§ **EXERCISE DESCRIPTION**: Reproduce the listing below without changes, except that pictures are left out.

Dataset entries
-------
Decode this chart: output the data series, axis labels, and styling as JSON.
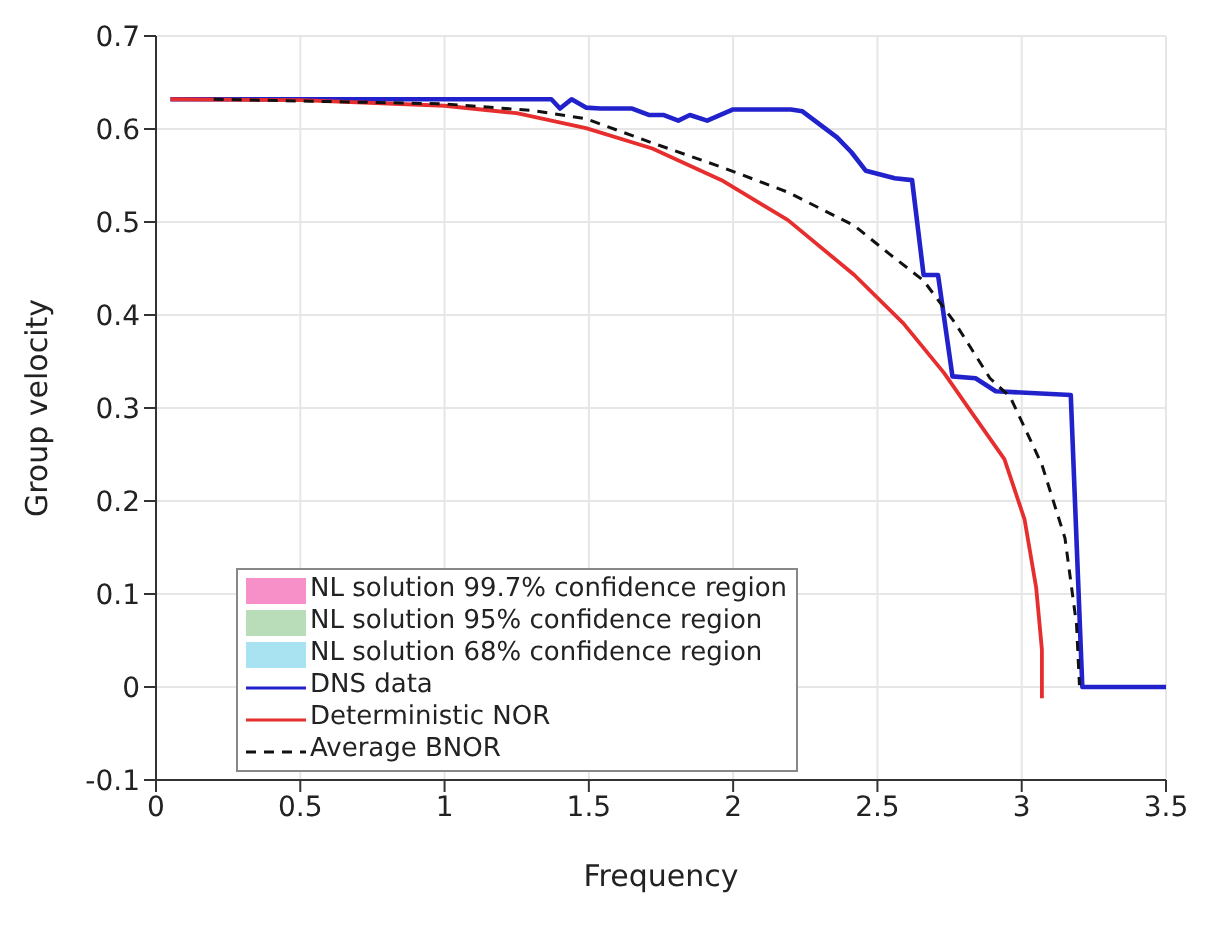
{
  "chart_data": {
    "type": "line",
    "xlabel": "Frequency",
    "ylabel": "Group velocity",
    "xlim": [
      0,
      3.5
    ],
    "ylim": [
      -0.1,
      0.7
    ],
    "xticks": [
      0,
      0.5,
      1,
      1.5,
      2,
      2.5,
      3,
      3.5
    ],
    "yticks": [
      -0.1,
      0,
      0.1,
      0.2,
      0.3,
      0.4,
      0.5,
      0.6,
      0.7
    ],
    "grid": true,
    "legend": "bottom left",
    "marker": "none",
    "series": [
      {
        "name": "NL solution 99.7% confidence region",
        "type": "area",
        "color": "#f78fc8"
      },
      {
        "name": "NL solution 95% confidence region",
        "type": "area",
        "color": "#b9dcb9"
      },
      {
        "name": "NL solution 68% confidence region",
        "type": "area",
        "color": "#a9e3f2"
      },
      {
        "name": "DNS data",
        "color": "#2222cc",
        "line_style": "solid",
        "x": [
          0.05,
          1.37,
          1.4,
          1.44,
          1.49,
          1.54,
          1.65,
          1.71,
          1.76,
          1.81,
          1.85,
          1.91,
          2.0,
          2.2,
          2.24,
          2.36,
          2.41,
          2.46,
          2.56,
          2.62,
          2.66,
          2.71,
          2.76,
          2.84,
          2.91,
          3.17,
          3.21,
          3.5
        ],
        "values": [
          0.632,
          0.632,
          0.622,
          0.632,
          0.623,
          0.622,
          0.622,
          0.615,
          0.615,
          0.609,
          0.615,
          0.609,
          0.621,
          0.621,
          0.619,
          0.591,
          0.575,
          0.555,
          0.547,
          0.545,
          0.443,
          0.443,
          0.334,
          0.332,
          0.318,
          0.314,
          0,
          0
        ]
      },
      {
        "name": "Deterministic NOR",
        "color": "#e62e2e",
        "line_style": "solid",
        "x": [
          0.05,
          0.5,
          1.0,
          1.25,
          1.49,
          1.72,
          1.96,
          2.19,
          2.42,
          2.59,
          2.73,
          2.82,
          2.94,
          3.01,
          3.05,
          3.07,
          3.07
        ],
        "values": [
          0.632,
          0.631,
          0.625,
          0.617,
          0.601,
          0.579,
          0.545,
          0.502,
          0.443,
          0.391,
          0.338,
          0.298,
          0.245,
          0.18,
          0.107,
          0.04,
          -0.012
        ]
      },
      {
        "name": "Average BNOR",
        "color": "#111111",
        "line_style": "dashed",
        "x": [
          0.2,
          1.0,
          1.3,
          1.49,
          1.72,
          1.96,
          2.19,
          2.42,
          2.54,
          2.66,
          2.77,
          2.89,
          2.96,
          3.07,
          3.15,
          3.19,
          3.2
        ],
        "values": [
          0.632,
          0.627,
          0.62,
          0.611,
          0.585,
          0.559,
          0.532,
          0.496,
          0.466,
          0.437,
          0.391,
          0.332,
          0.312,
          0.239,
          0.16,
          0.067,
          0.002
        ]
      }
    ]
  }
}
-------
§ **COMPLETE RESPONSE**:
Decode this chart: output the data series, axis labels, and styling as JSON.
{
  "chart_data": {
    "type": "line",
    "xlabel": "Frequency",
    "ylabel": "Group velocity",
    "xlim": [
      0,
      3.5
    ],
    "ylim": [
      -0.1,
      0.7
    ],
    "xticks": [
      0,
      0.5,
      1,
      1.5,
      2,
      2.5,
      3,
      3.5
    ],
    "yticks": [
      -0.1,
      0,
      0.1,
      0.2,
      0.3,
      0.4,
      0.5,
      0.6,
      0.7
    ],
    "grid": true,
    "legend": "bottom left",
    "marker": "none",
    "series": [
      {
        "name": "NL solution 99.7% confidence region",
        "type": "area",
        "color": "#f78fc8"
      },
      {
        "name": "NL solution 95% confidence region",
        "type": "area",
        "color": "#b9dcb9"
      },
      {
        "name": "NL solution 68% confidence region",
        "type": "area",
        "color": "#a9e3f2"
      },
      {
        "name": "DNS data",
        "color": "#2222cc",
        "line_style": "solid",
        "x": [
          0.05,
          1.37,
          1.4,
          1.44,
          1.49,
          1.54,
          1.65,
          1.71,
          1.76,
          1.81,
          1.85,
          1.91,
          2.0,
          2.2,
          2.24,
          2.36,
          2.41,
          2.46,
          2.56,
          2.62,
          2.66,
          2.71,
          2.76,
          2.84,
          2.91,
          3.17,
          3.21,
          3.5
        ],
        "values": [
          0.632,
          0.632,
          0.622,
          0.632,
          0.623,
          0.622,
          0.622,
          0.615,
          0.615,
          0.609,
          0.615,
          0.609,
          0.621,
          0.621,
          0.619,
          0.591,
          0.575,
          0.555,
          0.547,
          0.545,
          0.443,
          0.443,
          0.334,
          0.332,
          0.318,
          0.314,
          0,
          0
        ]
      },
      {
        "name": "Deterministic NOR",
        "color": "#e62e2e",
        "line_style": "solid",
        "x": [
          0.05,
          0.5,
          1.0,
          1.25,
          1.49,
          1.72,
          1.96,
          2.19,
          2.42,
          2.59,
          2.73,
          2.82,
          2.94,
          3.01,
          3.05,
          3.07,
          3.07
        ],
        "values": [
          0.632,
          0.631,
          0.625,
          0.617,
          0.601,
          0.579,
          0.545,
          0.502,
          0.443,
          0.391,
          0.338,
          0.298,
          0.245,
          0.18,
          0.107,
          0.04,
          -0.012
        ]
      },
      {
        "name": "Average BNOR",
        "color": "#111111",
        "line_style": "dashed",
        "x": [
          0.2,
          1.0,
          1.3,
          1.49,
          1.72,
          1.96,
          2.19,
          2.42,
          2.54,
          2.66,
          2.77,
          2.89,
          2.96,
          3.07,
          3.15,
          3.19,
          3.2
        ],
        "values": [
          0.632,
          0.627,
          0.62,
          0.611,
          0.585,
          0.559,
          0.532,
          0.496,
          0.466,
          0.437,
          0.391,
          0.332,
          0.312,
          0.239,
          0.16,
          0.067,
          0.002
        ]
      }
    ]
  }
}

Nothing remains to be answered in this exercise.